[Stored dataset items]

■ ■ ■ ■ ■ ■ ■

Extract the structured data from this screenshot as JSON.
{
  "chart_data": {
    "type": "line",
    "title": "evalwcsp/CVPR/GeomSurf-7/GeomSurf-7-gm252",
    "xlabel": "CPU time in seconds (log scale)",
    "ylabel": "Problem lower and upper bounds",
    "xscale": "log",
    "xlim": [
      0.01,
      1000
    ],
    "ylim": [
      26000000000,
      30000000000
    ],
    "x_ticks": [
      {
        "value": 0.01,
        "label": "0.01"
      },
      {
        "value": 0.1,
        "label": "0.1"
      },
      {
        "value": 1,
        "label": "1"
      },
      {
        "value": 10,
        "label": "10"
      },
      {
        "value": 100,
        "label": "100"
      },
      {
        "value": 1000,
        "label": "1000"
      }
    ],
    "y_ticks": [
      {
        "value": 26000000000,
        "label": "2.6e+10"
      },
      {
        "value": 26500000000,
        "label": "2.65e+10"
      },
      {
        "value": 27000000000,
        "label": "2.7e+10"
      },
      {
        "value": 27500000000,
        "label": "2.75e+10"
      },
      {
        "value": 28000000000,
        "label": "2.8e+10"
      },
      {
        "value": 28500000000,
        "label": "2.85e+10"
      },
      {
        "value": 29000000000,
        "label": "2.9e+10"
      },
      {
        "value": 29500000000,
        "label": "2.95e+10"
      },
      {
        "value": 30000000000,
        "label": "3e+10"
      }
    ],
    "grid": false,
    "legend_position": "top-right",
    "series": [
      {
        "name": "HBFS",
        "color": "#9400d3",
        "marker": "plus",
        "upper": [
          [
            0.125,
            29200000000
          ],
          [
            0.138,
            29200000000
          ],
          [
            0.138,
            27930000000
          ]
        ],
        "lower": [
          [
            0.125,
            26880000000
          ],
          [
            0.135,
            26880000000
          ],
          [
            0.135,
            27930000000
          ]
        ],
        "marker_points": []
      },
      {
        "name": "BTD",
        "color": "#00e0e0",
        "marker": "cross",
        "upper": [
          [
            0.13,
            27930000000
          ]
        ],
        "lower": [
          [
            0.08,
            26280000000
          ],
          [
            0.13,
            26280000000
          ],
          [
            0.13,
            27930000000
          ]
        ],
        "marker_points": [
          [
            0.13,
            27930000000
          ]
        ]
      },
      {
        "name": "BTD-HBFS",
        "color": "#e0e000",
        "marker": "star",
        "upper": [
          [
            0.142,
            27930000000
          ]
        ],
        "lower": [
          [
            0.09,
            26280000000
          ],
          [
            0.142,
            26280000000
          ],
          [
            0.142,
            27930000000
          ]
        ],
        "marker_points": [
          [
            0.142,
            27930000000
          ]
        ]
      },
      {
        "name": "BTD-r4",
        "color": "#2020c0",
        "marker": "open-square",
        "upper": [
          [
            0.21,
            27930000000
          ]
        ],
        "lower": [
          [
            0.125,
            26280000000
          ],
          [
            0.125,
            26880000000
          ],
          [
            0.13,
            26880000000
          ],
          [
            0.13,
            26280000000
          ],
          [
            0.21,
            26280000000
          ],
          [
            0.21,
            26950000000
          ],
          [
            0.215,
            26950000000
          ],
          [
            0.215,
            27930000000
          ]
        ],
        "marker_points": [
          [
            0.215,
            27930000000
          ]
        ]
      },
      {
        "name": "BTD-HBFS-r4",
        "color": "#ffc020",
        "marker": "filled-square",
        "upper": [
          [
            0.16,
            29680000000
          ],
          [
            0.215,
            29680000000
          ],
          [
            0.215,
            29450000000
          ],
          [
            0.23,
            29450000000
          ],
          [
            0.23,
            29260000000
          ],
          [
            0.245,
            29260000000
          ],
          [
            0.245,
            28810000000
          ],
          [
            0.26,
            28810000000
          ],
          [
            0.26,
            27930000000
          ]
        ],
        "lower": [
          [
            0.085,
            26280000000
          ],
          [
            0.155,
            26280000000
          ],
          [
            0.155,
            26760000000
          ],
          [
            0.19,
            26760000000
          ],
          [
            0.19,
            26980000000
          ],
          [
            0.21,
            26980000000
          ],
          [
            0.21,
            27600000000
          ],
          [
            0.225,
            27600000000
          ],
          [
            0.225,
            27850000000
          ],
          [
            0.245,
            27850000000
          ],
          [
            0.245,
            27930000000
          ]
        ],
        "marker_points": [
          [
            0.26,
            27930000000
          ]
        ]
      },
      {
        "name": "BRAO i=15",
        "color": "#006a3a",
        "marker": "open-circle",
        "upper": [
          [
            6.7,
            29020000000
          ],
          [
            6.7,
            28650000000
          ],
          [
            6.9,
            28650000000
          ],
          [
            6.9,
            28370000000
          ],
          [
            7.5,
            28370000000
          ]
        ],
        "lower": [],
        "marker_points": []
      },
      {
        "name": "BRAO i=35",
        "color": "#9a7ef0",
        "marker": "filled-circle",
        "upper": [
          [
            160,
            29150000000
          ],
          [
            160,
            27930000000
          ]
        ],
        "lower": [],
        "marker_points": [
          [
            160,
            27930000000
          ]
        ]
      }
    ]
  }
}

■ ■ ■ ■ ■ ■ ■

GOAL OF THE EXERCISE: Take the lines above and retype all of them exactly.

REPLY TO THE TASK:
Extract the structured data from this screenshot as JSON.
{
  "chart_data": {
    "type": "line",
    "title": "evalwcsp/CVPR/GeomSurf-7/GeomSurf-7-gm252",
    "xlabel": "CPU time in seconds (log scale)",
    "ylabel": "Problem lower and upper bounds",
    "xscale": "log",
    "xlim": [
      0.01,
      1000
    ],
    "ylim": [
      26000000000,
      30000000000
    ],
    "x_ticks": [
      {
        "value": 0.01,
        "label": "0.01"
      },
      {
        "value": 0.1,
        "label": "0.1"
      },
      {
        "value": 1,
        "label": "1"
      },
      {
        "value": 10,
        "label": "10"
      },
      {
        "value": 100,
        "label": "100"
      },
      {
        "value": 1000,
        "label": "1000"
      }
    ],
    "y_ticks": [
      {
        "value": 26000000000,
        "label": "2.6e+10"
      },
      {
        "value": 26500000000,
        "label": "2.65e+10"
      },
      {
        "value": 27000000000,
        "label": "2.7e+10"
      },
      {
        "value": 27500000000,
        "label": "2.75e+10"
      },
      {
        "value": 28000000000,
        "label": "2.8e+10"
      },
      {
        "value": 28500000000,
        "label": "2.85e+10"
      },
      {
        "value": 29000000000,
        "label": "2.9e+10"
      },
      {
        "value": 29500000000,
        "label": "2.95e+10"
      },
      {
        "value": 30000000000,
        "label": "3e+10"
      }
    ],
    "grid": false,
    "legend_position": "top-right",
    "series": [
      {
        "name": "HBFS",
        "color": "#9400d3",
        "marker": "plus",
        "upper": [
          [
            0.125,
            29200000000
          ],
          [
            0.138,
            29200000000
          ],
          [
            0.138,
            27930000000
          ]
        ],
        "lower": [
          [
            0.125,
            26880000000
          ],
          [
            0.135,
            26880000000
          ],
          [
            0.135,
            27930000000
          ]
        ],
        "marker_points": []
      },
      {
        "name": "BTD",
        "color": "#00e0e0",
        "marker": "cross",
        "upper": [
          [
            0.13,
            27930000000
          ]
        ],
        "lower": [
          [
            0.08,
            26280000000
          ],
          [
            0.13,
            26280000000
          ],
          [
            0.13,
            27930000000
          ]
        ],
        "marker_points": [
          [
            0.13,
            27930000000
          ]
        ]
      },
      {
        "name": "BTD-HBFS",
        "color": "#e0e000",
        "marker": "star",
        "upper": [
          [
            0.142,
            27930000000
          ]
        ],
        "lower": [
          [
            0.09,
            26280000000
          ],
          [
            0.142,
            26280000000
          ],
          [
            0.142,
            27930000000
          ]
        ],
        "marker_points": [
          [
            0.142,
            27930000000
          ]
        ]
      },
      {
        "name": "BTD-r4",
        "color": "#2020c0",
        "marker": "open-square",
        "upper": [
          [
            0.21,
            27930000000
          ]
        ],
        "lower": [
          [
            0.125,
            26280000000
          ],
          [
            0.125,
            26880000000
          ],
          [
            0.13,
            26880000000
          ],
          [
            0.13,
            26280000000
          ],
          [
            0.21,
            26280000000
          ],
          [
            0.21,
            26950000000
          ],
          [
            0.215,
            26950000000
          ],
          [
            0.215,
            27930000000
          ]
        ],
        "marker_points": [
          [
            0.215,
            27930000000
          ]
        ]
      },
      {
        "name": "BTD-HBFS-r4",
        "color": "#ffc020",
        "marker": "filled-square",
        "upper": [
          [
            0.16,
            29680000000
          ],
          [
            0.215,
            29680000000
          ],
          [
            0.215,
            29450000000
          ],
          [
            0.23,
            29450000000
          ],
          [
            0.23,
            29260000000
          ],
          [
            0.245,
            29260000000
          ],
          [
            0.245,
            28810000000
          ],
          [
            0.26,
            28810000000
          ],
          [
            0.26,
            27930000000
          ]
        ],
        "lower": [
          [
            0.085,
            26280000000
          ],
          [
            0.155,
            26280000000
          ],
          [
            0.155,
            26760000000
          ],
          [
            0.19,
            26760000000
          ],
          [
            0.19,
            26980000000
          ],
          [
            0.21,
            26980000000
          ],
          [
            0.21,
            27600000000
          ],
          [
            0.225,
            27600000000
          ],
          [
            0.225,
            27850000000
          ],
          [
            0.245,
            27850000000
          ],
          [
            0.245,
            27930000000
          ]
        ],
        "marker_points": [
          [
            0.26,
            27930000000
          ]
        ]
      },
      {
        "name": "BRAO i=15",
        "color": "#006a3a",
        "marker": "open-circle",
        "upper": [
          [
            6.7,
            29020000000
          ],
          [
            6.7,
            28650000000
          ],
          [
            6.9,
            28650000000
          ],
          [
            6.9,
            28370000000
          ],
          [
            7.5,
            28370000000
          ]
        ],
        "lower": [],
        "marker_points": []
      },
      {
        "name": "BRAO i=35",
        "color": "#9a7ef0",
        "marker": "filled-circle",
        "upper": [
          [
            160,
            29150000000
          ],
          [
            160,
            27930000000
          ]
        ],
        "lower": [],
        "marker_points": [
          [
            160,
            27930000000
          ]
        ]
      }
    ]
  }
}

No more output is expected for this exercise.